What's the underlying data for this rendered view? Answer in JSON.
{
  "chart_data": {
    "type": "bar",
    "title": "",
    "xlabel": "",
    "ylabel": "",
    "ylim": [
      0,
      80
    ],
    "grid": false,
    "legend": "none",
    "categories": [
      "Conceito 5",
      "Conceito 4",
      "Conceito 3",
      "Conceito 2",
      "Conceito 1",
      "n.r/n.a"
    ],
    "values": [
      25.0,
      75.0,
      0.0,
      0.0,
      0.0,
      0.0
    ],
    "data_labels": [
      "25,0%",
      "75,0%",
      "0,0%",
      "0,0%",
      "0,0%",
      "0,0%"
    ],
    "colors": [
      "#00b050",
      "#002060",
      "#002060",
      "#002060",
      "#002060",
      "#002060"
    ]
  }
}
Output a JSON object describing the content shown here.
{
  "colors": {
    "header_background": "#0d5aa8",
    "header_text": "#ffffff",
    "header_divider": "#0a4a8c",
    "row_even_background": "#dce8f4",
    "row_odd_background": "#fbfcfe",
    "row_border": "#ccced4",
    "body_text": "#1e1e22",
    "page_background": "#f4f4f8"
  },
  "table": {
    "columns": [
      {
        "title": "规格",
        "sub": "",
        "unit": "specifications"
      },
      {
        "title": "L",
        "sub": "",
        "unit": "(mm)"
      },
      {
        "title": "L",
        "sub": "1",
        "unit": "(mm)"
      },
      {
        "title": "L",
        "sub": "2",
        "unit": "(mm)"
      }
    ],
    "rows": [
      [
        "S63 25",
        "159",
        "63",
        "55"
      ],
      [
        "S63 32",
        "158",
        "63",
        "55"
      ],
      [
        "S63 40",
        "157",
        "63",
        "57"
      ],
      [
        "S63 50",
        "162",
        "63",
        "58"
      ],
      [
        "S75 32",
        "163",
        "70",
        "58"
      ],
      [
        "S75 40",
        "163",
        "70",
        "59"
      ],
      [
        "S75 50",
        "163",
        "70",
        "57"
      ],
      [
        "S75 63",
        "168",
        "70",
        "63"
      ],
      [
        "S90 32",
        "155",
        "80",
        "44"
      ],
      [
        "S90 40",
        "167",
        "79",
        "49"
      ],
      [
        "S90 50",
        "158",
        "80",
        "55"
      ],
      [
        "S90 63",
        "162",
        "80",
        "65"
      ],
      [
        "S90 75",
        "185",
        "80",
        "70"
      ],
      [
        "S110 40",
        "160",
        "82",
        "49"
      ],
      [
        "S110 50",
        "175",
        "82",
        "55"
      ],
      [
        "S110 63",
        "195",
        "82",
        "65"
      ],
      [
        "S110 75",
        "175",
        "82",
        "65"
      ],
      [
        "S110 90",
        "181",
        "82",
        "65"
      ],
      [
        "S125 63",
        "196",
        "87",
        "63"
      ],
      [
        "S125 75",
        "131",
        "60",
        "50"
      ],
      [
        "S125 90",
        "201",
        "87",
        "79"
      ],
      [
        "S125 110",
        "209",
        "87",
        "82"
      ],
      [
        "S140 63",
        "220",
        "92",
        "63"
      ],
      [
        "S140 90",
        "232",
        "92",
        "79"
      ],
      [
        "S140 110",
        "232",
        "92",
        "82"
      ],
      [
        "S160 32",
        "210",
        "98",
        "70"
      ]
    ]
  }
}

■ Required task
Please restate the records in full, word for word.

■ Solution
What's the underlying data for this rendered view? Answer in JSON.
{
  "chart_data": {
    "type": "bar",
    "title": "",
    "xlabel": "",
    "ylabel": "",
    "ylim": [
      0,
      80
    ],
    "grid": false,
    "legend": "none",
    "categories": [
      "Conceito 5",
      "Conceito 4",
      "Conceito 3",
      "Conceito 2",
      "Conceito 1",
      "n.r/n.a"
    ],
    "values": [
      25.0,
      75.0,
      0.0,
      0.0,
      0.0,
      0.0
    ],
    "data_labels": [
      "25,0%",
      "75,0%",
      "0,0%",
      "0,0%",
      "0,0%",
      "0,0%"
    ],
    "colors": [
      "#00b050",
      "#002060",
      "#002060",
      "#002060",
      "#002060",
      "#002060"
    ]
  }
}
Output a JSON object describing the content shown here.
{
  "colors": {
    "header_background": "#0d5aa8",
    "header_text": "#ffffff",
    "header_divider": "#0a4a8c",
    "row_even_background": "#dce8f4",
    "row_odd_background": "#fbfcfe",
    "row_border": "#ccced4",
    "body_text": "#1e1e22",
    "page_background": "#f4f4f8"
  },
  "table": {
    "columns": [
      {
        "title": "规格",
        "sub": "",
        "unit": "specifications"
      },
      {
        "title": "L",
        "sub": "",
        "unit": "(mm)"
      },
      {
        "title": "L",
        "sub": "1",
        "unit": "(mm)"
      },
      {
        "title": "L",
        "sub": "2",
        "unit": "(mm)"
      }
    ],
    "rows": [
      [
        "S63 25",
        "159",
        "63",
        "55"
      ],
      [
        "S63 32",
        "158",
        "63",
        "55"
      ],
      [
        "S63 40",
        "157",
        "63",
        "57"
      ],
      [
        "S63 50",
        "162",
        "63",
        "58"
      ],
      [
        "S75 32",
        "163",
        "70",
        "58"
      ],
      [
        "S75 40",
        "163",
        "70",
        "59"
      ],
      [
        "S75 50",
        "163",
        "70",
        "57"
      ],
      [
        "S75 63",
        "168",
        "70",
        "63"
      ],
      [
        "S90 32",
        "155",
        "80",
        "44"
      ],
      [
        "S90 40",
        "167",
        "79",
        "49"
      ],
      [
        "S90 50",
        "158",
        "80",
        "55"
      ],
      [
        "S90 63",
        "162",
        "80",
        "65"
      ],
      [
        "S90 75",
        "185",
        "80",
        "70"
      ],
      [
        "S110 40",
        "160",
        "82",
        "49"
      ],
      [
        "S110 50",
        "175",
        "82",
        "55"
      ],
      [
        "S110 63",
        "195",
        "82",
        "65"
      ],
      [
        "S110 75",
        "175",
        "82",
        "65"
      ],
      [
        "S110 90",
        "181",
        "82",
        "65"
      ],
      [
        "S125 63",
        "196",
        "87",
        "63"
      ],
      [
        "S125 75",
        "131",
        "60",
        "50"
      ],
      [
        "S125 90",
        "201",
        "87",
        "79"
      ],
      [
        "S125 110",
        "209",
        "87",
        "82"
      ],
      [
        "S140 63",
        "220",
        "92",
        "63"
      ],
      [
        "S140 90",
        "232",
        "92",
        "79"
      ],
      [
        "S140 110",
        "232",
        "92",
        "82"
      ],
      [
        "S160 32",
        "210",
        "98",
        "70"
      ]
    ]
  }
}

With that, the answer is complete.